> [AIM]: Type out the data exactly as given. Skip any image.

# Start of INFORMATION SHOWN

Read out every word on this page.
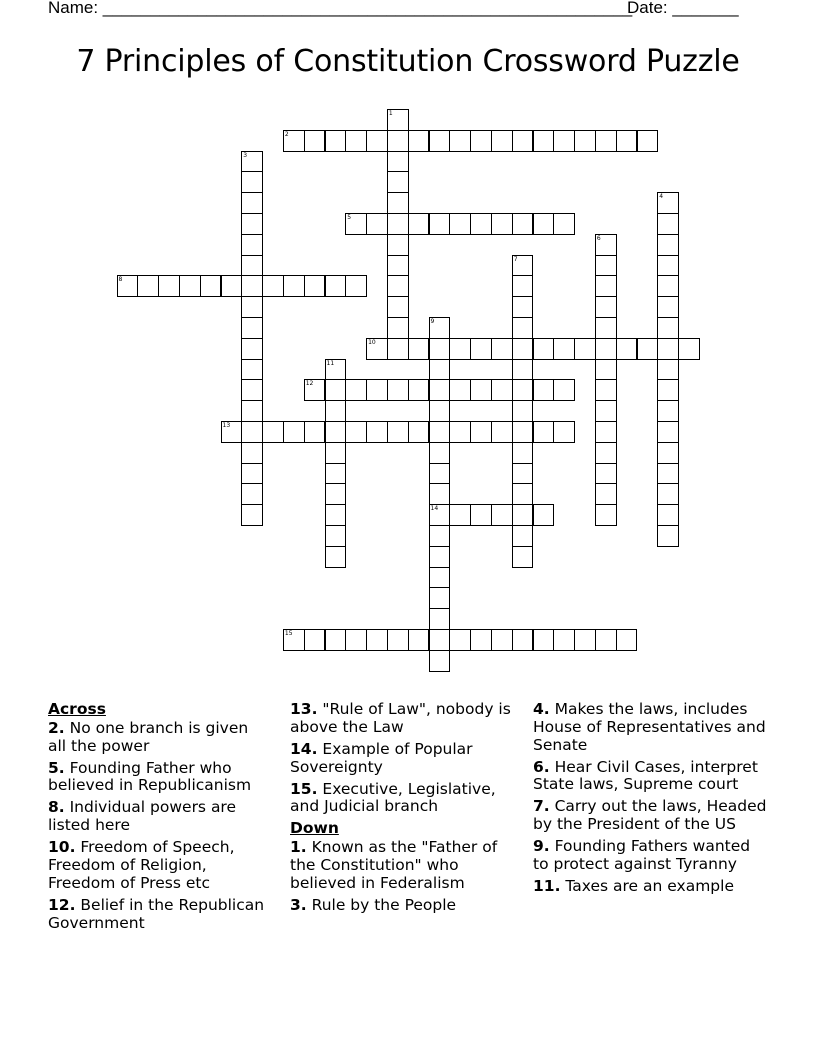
Name: ________________________________________________________
Date: _______
7 Principles of Constitution Crossword Puzzle
1
2
3
4
5
6
7
8
9
14
10
11
12
13
15
Across

2. No one branch is given all the power

5. Founding Father who believed in Republicanism

8. Individual powers are listed here

10. Freedom of Speech, Freedom of Religion, Freedom of Press etc

12. Belief in the Republican Government

13. "Rule of Law", nobody is above the Law

14. Example of Popular Sovereignty

15. Executive, Legislative, and Judicial branch

Down

1. Known as the "Father of the Constitution" who believed in Federalism

3. Rule by the People

4. Makes the laws, includes House of Representatives and Senate

6. Hear Civil Cases, interpret State laws, Supreme court

7. Carry out the laws, Headed by the President of the US

9. Founding Fathers wanted to protect against Tyranny

11. Taxes are an example
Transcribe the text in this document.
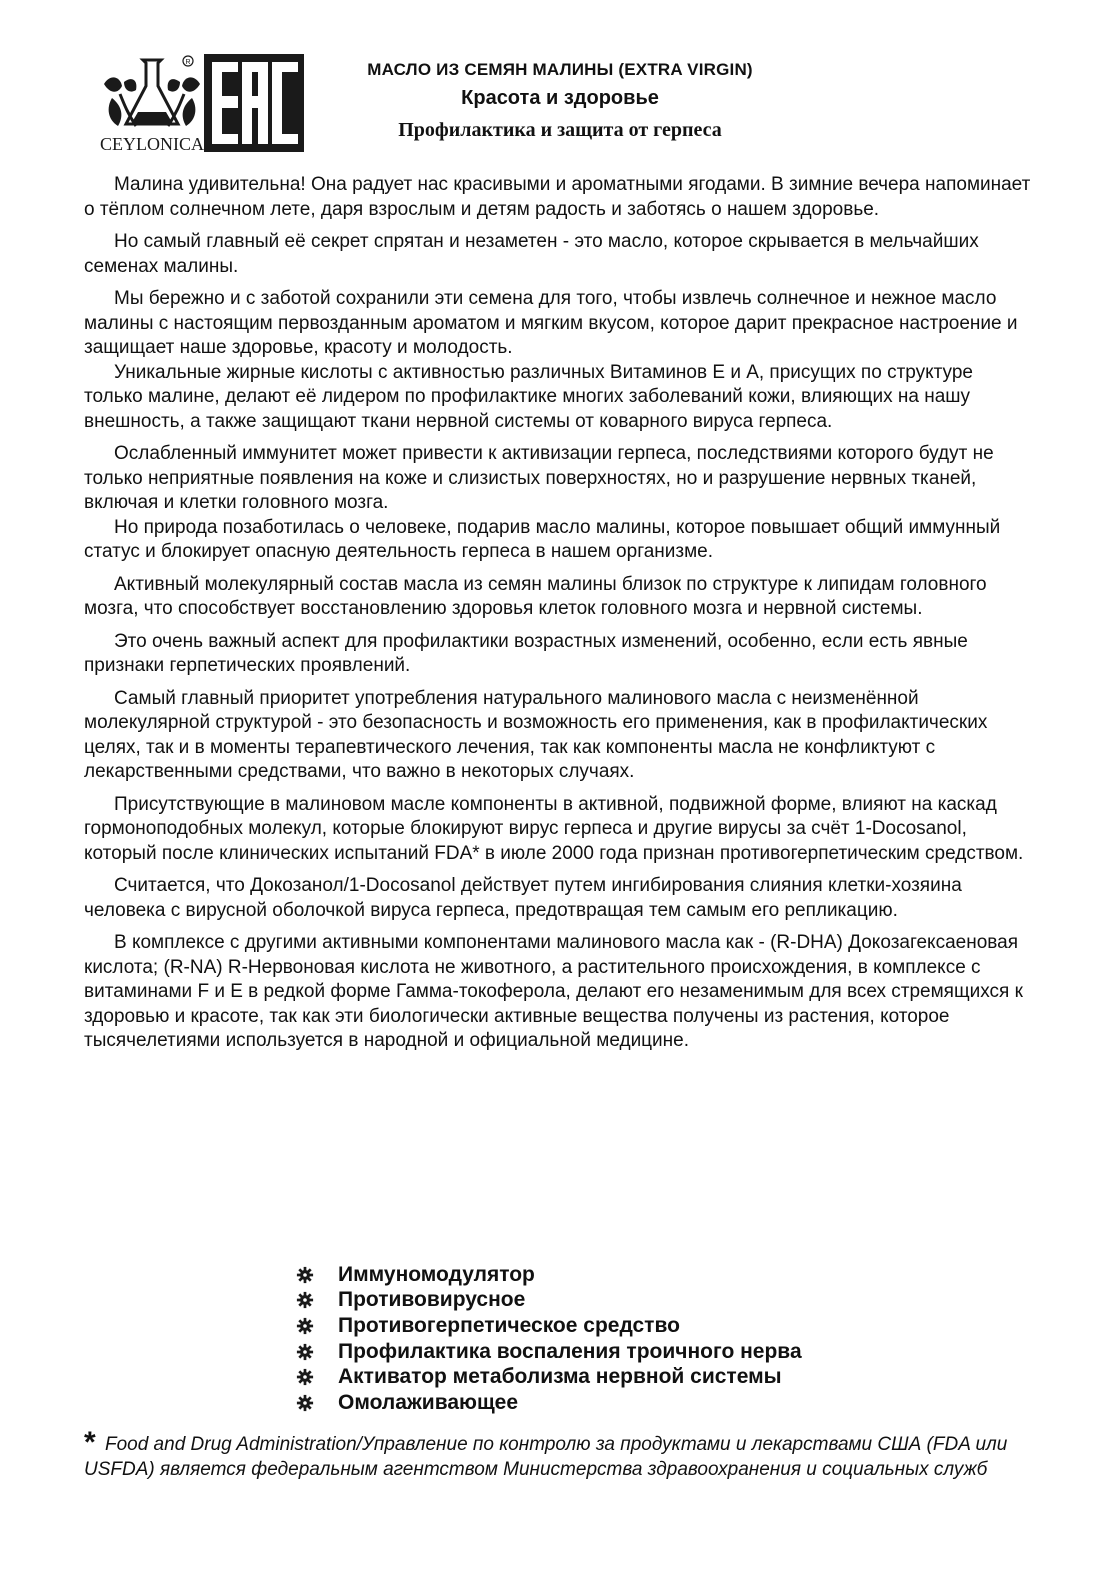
R
CEYLONICA

МАСЛО ИЗ СЕМЯН МАЛИНЫ (EXTRA VIRGIN)

Красота и здоровье

Профилактика и защита от герпеса

Малина удивительна! Она радует нас красивыми и ароматными ягодами. В зимние вечера напоминает о тёплом солнечном лете, даря взрослым и детям радость и заботясь о нашем здоровье.

Но самый главный её секрет спрятан и незаметен - это масло, которое скрывается в мельчайших семенах малины.

Мы бережно и с заботой сохранили эти семена для того, чтобы извлечь солнечное и нежное масло малины с настоящим первозданным ароматом и мягким вкусом, которое дарит прекрасное настроение и защищает наше здоровье, красоту и молодость.

Уникальные жирные кислоты с активностью различных Витаминов Е и А, присущих по структуре только малине, делают её лидером по профилактике многих заболеваний кожи, влияющих на нашу внешность, а также защищают ткани нервной системы от коварного вируса герпеса.

Ослабленный иммунитет может привести к активизации герпеса, последствиями которого будут не только неприятные появления на коже и слизистых поверхностях, но и разрушение нервных тканей, включая и клетки головного мозга.

Но природа позаботилась о человеке, подарив масло малины, которое повышает общий иммунный статус и блокирует опасную деятельность герпеса в нашем организме.

Активный молекулярный состав масла из семян малины близок по структуре к липидам головного мозга, что способствует восстановлению здоровья клеток головного мозга и нервной системы.

Это очень важный аспект для профилактики возрастных изменений, особенно, если есть явные признаки герпетических проявлений.

Самый главный приоритет употребления натурального малинового масла с неизменённой молекулярной структурой - это безопасность и возможность его применения, как в профилактических целях, так и в моменты терапевтического лечения, так как компоненты масла не конфликтуют с лекарственными средствами, что важно в некоторых случаях.

Присутствующие в малиновом масле компоненты в активной, подвижной форме, влияют на каскад гормоноподобных молекул, которые блокируют вирус герпеса и другие вирусы за счёт 1-Docosanol, который после клинических испытаний FDA* в июле 2000 года признан противогерпетическим средством.

Считается, что Докозанол/1-Docosanol действует путем ингибирования слияния клетки-хозяина человека с вирусной оболочкой вируса герпеса, предотвращая тем самым его репликацию.

В комплексе с другими активными компонентами малинового масла как - (R-DHA) Докозагексаеновая кислота; (R-NA) R-Нервоновая кислота не животного, а растительного происхождения, в комплексе с витаминами F и E в редкой форме Гамма-токоферола, делают его незаменимым для всех стремящихся к здоровью и красоте, так как эти биологически активные вещества получены из растения, которое тысячелетиями используется в народной и официальной медицине.

Иммуномодулятор
Противовирусное
Противогерпетическое средство
Профилактика воспаления троичного нерва
Активатор метаболизма нервной системы
Омолаживающее
* Food and Drug Administration/Управление по контролю за продуктами и лекарствами США (FDA или USFDA) является федеральным агентством Министерства здравоохранения и социальных служб
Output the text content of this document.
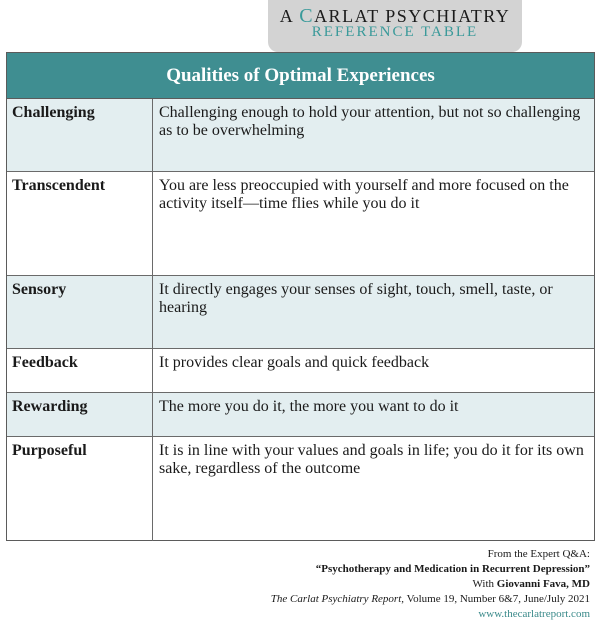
A CARLAT PSYCHIATRY
REFERENCE TABLE
Qualities of Optimal Experiences
Challenging	Challenging enough to hold your attention, but not so challenging as to be overwhelming
Transcendent	You are less preoccupied with yourself and more focused on the activity itself—time flies while you do it
Sensory	It directly engages your senses of sight, touch, smell, taste, or hearing
Feedback	It provides clear goals and quick feedback
Rewarding	The more you do it, the more you want to do it
Purposeful	It is in line with your values and goals in life; you do it for its own sake, regardless of the outcome
From the Expert Q&A:
“Psychotherapy and Medication in Recurrent Depression”
With Giovanni Fava, MD
The Carlat Psychiatry Report, Volume 19, Number 6&7, June/July 2021
www.thecarlatreport.com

# End of INFORMATION SHOWN

> [SOLUTION FOR THIS TASK]:
Read out every word on this page.
Name: ________________________________________________________
Date: _______
7 Principles of Constitution Crossword Puzzle
1
2
3
4
5
6
7
8
9
14
10
11
12
13
15
Across

2. No one branch is given all the power

5. Founding Father who believed in Republicanism

8. Individual powers are listed here

10. Freedom of Speech, Freedom of Religion, Freedom of Press etc

12. Belief in the Republican Government

13. "Rule of Law", nobody is above the Law

14. Example of Popular Sovereignty

15. Executive, Legislative, and Judicial branch

Down

1. Known as the "Father of the Constitution" who believed in Federalism

3. Rule by the People

4. Makes the laws, includes House of Representatives and Senate

6. Hear Civil Cases, interpret State laws, Supreme court

7. Carry out the laws, Headed by the President of the US

9. Founding Fathers wanted to protect against Tyranny

11. Taxes are an example
Transcribe the text in this document.
R
CEYLONICA

МАСЛО ИЗ СЕМЯН МАЛИНЫ (EXTRA VIRGIN)

Красота и здоровье

Профилактика и защита от герпеса

Малина удивительна! Она радует нас красивыми и ароматными ягодами. В зимние вечера напоминает о тёплом солнечном лете, даря взрослым и детям радость и заботясь о нашем здоровье.

Но самый главный её секрет спрятан и незаметен - это масло, которое скрывается в мельчайших семенах малины.

Мы бережно и с заботой сохранили эти семена для того, чтобы извлечь солнечное и нежное масло малины с настоящим первозданным ароматом и мягким вкусом, которое дарит прекрасное настроение и защищает наше здоровье, красоту и молодость.

Уникальные жирные кислоты с активностью различных Витаминов Е и А, присущих по структуре только малине, делают её лидером по профилактике многих заболеваний кожи, влияющих на нашу внешность, а также защищают ткани нервной системы от коварного вируса герпеса.

Ослабленный иммунитет может привести к активизации герпеса, последствиями которого будут не только неприятные появления на коже и слизистых поверхностях, но и разрушение нервных тканей, включая и клетки головного мозга.

Но природа позаботилась о человеке, подарив масло малины, которое повышает общий иммунный статус и блокирует опасную деятельность герпеса в нашем организме.

Активный молекулярный состав масла из семян малины близок по структуре к липидам головного мозга, что способствует восстановлению здоровья клеток головного мозга и нервной системы.

Это очень важный аспект для профилактики возрастных изменений, особенно, если есть явные признаки герпетических проявлений.

Самый главный приоритет употребления натурального малинового масла с неизменённой молекулярной структурой - это безопасность и возможность его применения, как в профилактических целях, так и в моменты терапевтического лечения, так как компоненты масла не конфликтуют с лекарственными средствами, что важно в некоторых случаях.

Присутствующие в малиновом масле компоненты в активной, подвижной форме, влияют на каскад гормоноподобных молекул, которые блокируют вирус герпеса и другие вирусы за счёт 1-Docosanol, который после клинических испытаний FDA* в июле 2000 года признан противогерпетическим средством.

Считается, что Докозанол/1-Docosanol действует путем ингибирования слияния клетки-хозяина человека с вирусной оболочкой вируса герпеса, предотвращая тем самым его репликацию.

В комплексе с другими активными компонентами малинового масла как - (R-DHA) Докозагексаеновая кислота; (R-NA) R-Нервоновая кислота не животного, а растительного происхождения, в комплексе с витаминами F и E в редкой форме Гамма-токоферола, делают его незаменимым для всех стремящихся к здоровью и красоте, так как эти биологически активные вещества получены из растения, которое тысячелетиями используется в народной и официальной медицине.

Иммуномодулятор
Противовирусное
Противогерпетическое средство
Профилактика воспаления троичного нерва
Активатор метаболизма нервной системы
Омолаживающее
* Food and Drug Administration/Управление по контролю за продуктами и лекарствами США (FDA или USFDA) является федеральным агентством Министерства здравоохранения и социальных служб
Output the text content of this document.
A CARLAT PSYCHIATRY
REFERENCE TABLE
Qualities of Optimal Experiences
Challenging	Challenging enough to hold your attention, but not so challenging as to be overwhelming
Transcendent	You are less preoccupied with yourself and more focused on the activity itself—time flies while you do it
Sensory	It directly engages your senses of sight, touch, smell, taste, or hearing
Feedback	It provides clear goals and quick feedback
Rewarding	The more you do it, the more you want to do it
Purposeful	It is in line with your values and goals in life; you do it for its own sake, regardless of the outcome
From the Expert Q&A:
“Psychotherapy and Medication in Recurrent Depression”
With Giovanni Fava, MD
The Carlat Psychiatry Report, Volume 19, Number 6&7, June/July 2021
www.thecarlatreport.com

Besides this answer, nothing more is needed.